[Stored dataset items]
....
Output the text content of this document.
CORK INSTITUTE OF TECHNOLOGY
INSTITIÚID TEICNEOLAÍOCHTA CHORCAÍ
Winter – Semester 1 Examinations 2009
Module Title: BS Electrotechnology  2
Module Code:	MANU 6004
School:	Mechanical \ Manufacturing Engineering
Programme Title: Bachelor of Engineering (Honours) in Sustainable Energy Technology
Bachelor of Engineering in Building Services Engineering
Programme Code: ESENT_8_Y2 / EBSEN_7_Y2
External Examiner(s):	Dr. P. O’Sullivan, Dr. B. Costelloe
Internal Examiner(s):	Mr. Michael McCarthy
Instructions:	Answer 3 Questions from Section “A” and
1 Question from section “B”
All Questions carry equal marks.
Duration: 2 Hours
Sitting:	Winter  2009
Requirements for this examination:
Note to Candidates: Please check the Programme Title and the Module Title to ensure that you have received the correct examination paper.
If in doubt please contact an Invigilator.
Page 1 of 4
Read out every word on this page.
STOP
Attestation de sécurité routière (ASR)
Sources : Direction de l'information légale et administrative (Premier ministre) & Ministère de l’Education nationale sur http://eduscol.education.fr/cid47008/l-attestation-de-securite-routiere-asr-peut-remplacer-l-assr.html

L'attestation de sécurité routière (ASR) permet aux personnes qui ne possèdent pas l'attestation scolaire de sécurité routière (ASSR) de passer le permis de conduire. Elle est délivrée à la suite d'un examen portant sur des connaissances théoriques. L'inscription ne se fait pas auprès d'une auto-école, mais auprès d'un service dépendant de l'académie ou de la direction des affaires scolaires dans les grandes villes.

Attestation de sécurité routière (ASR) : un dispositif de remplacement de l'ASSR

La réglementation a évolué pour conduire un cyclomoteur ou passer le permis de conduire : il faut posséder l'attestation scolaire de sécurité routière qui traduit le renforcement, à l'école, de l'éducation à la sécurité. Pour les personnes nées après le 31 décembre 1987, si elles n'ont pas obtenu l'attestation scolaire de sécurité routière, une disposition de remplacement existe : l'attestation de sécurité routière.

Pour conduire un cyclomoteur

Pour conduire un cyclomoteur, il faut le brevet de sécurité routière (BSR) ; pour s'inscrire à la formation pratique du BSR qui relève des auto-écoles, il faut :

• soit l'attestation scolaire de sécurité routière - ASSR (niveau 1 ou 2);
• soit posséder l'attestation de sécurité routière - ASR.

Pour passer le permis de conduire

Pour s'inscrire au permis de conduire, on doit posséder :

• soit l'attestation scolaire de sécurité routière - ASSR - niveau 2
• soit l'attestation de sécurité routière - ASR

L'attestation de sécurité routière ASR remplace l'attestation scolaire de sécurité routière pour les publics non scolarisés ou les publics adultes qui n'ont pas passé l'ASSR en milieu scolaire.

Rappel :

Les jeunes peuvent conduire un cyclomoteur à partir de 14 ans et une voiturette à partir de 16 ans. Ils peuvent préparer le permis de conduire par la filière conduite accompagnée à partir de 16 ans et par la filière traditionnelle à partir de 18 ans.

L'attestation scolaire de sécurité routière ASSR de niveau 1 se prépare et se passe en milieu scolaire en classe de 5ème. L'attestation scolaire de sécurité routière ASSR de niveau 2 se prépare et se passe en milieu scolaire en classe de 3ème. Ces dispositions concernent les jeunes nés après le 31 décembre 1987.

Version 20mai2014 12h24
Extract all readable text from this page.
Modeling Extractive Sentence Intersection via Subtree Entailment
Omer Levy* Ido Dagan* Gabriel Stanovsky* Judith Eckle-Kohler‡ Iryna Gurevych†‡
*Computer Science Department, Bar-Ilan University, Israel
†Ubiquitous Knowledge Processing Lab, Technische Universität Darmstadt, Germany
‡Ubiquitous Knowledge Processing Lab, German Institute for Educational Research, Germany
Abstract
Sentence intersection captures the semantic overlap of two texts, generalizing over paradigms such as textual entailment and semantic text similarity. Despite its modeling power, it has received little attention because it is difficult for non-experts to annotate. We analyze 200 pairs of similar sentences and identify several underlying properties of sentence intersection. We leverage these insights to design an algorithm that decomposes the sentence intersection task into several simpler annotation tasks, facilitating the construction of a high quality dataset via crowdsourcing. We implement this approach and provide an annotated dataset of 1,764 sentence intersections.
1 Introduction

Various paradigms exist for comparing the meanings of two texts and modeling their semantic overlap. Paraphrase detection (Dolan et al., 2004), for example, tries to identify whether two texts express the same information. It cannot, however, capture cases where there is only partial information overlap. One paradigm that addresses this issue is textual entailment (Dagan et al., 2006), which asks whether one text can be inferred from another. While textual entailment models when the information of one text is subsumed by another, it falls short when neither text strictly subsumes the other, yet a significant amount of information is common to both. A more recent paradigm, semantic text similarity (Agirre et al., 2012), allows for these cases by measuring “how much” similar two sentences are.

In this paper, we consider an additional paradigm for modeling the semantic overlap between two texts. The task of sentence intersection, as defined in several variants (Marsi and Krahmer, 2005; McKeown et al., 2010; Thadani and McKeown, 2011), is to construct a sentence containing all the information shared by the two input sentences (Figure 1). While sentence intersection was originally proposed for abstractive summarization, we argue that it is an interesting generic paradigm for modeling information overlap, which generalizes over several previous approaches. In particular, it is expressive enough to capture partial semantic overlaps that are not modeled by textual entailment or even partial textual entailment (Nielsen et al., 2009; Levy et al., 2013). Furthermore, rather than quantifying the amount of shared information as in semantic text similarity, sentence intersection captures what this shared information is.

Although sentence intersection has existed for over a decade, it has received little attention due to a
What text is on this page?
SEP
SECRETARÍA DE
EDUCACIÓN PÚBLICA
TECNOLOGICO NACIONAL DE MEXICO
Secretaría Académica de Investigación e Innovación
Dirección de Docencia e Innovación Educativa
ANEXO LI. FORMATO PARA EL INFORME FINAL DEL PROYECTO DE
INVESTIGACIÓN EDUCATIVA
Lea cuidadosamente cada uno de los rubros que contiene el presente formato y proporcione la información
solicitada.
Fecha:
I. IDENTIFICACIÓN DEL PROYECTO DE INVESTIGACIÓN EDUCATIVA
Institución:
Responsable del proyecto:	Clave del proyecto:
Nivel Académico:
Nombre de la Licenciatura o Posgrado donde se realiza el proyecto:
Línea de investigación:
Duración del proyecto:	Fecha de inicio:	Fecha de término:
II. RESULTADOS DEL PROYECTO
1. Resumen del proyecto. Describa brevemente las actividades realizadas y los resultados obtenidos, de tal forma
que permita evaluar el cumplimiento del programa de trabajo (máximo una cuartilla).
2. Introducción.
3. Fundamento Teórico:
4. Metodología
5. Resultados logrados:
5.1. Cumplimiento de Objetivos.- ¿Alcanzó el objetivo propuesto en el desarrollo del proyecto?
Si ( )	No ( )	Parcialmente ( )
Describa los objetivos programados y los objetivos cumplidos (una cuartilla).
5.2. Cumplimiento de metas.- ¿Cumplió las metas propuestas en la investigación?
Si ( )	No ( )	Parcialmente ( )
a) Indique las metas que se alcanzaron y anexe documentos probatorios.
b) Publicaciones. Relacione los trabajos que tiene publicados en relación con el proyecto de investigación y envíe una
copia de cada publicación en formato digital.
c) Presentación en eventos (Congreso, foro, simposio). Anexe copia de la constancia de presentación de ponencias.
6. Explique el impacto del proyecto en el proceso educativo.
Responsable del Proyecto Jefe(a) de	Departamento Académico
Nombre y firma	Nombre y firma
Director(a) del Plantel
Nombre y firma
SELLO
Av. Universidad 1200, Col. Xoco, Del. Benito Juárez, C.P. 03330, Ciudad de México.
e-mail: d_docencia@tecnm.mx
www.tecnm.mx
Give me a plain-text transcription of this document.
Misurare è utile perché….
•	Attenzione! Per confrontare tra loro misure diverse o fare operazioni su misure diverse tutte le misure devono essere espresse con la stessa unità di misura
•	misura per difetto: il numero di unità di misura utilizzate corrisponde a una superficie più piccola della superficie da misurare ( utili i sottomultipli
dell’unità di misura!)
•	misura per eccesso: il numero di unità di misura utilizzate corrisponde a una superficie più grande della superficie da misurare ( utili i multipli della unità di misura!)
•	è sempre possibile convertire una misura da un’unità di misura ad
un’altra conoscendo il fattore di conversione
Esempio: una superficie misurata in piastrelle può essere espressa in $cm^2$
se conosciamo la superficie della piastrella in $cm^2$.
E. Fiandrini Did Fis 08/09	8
....
### What to produce
Give only the count of lines in this material that contain the string "copia".

### Output below
2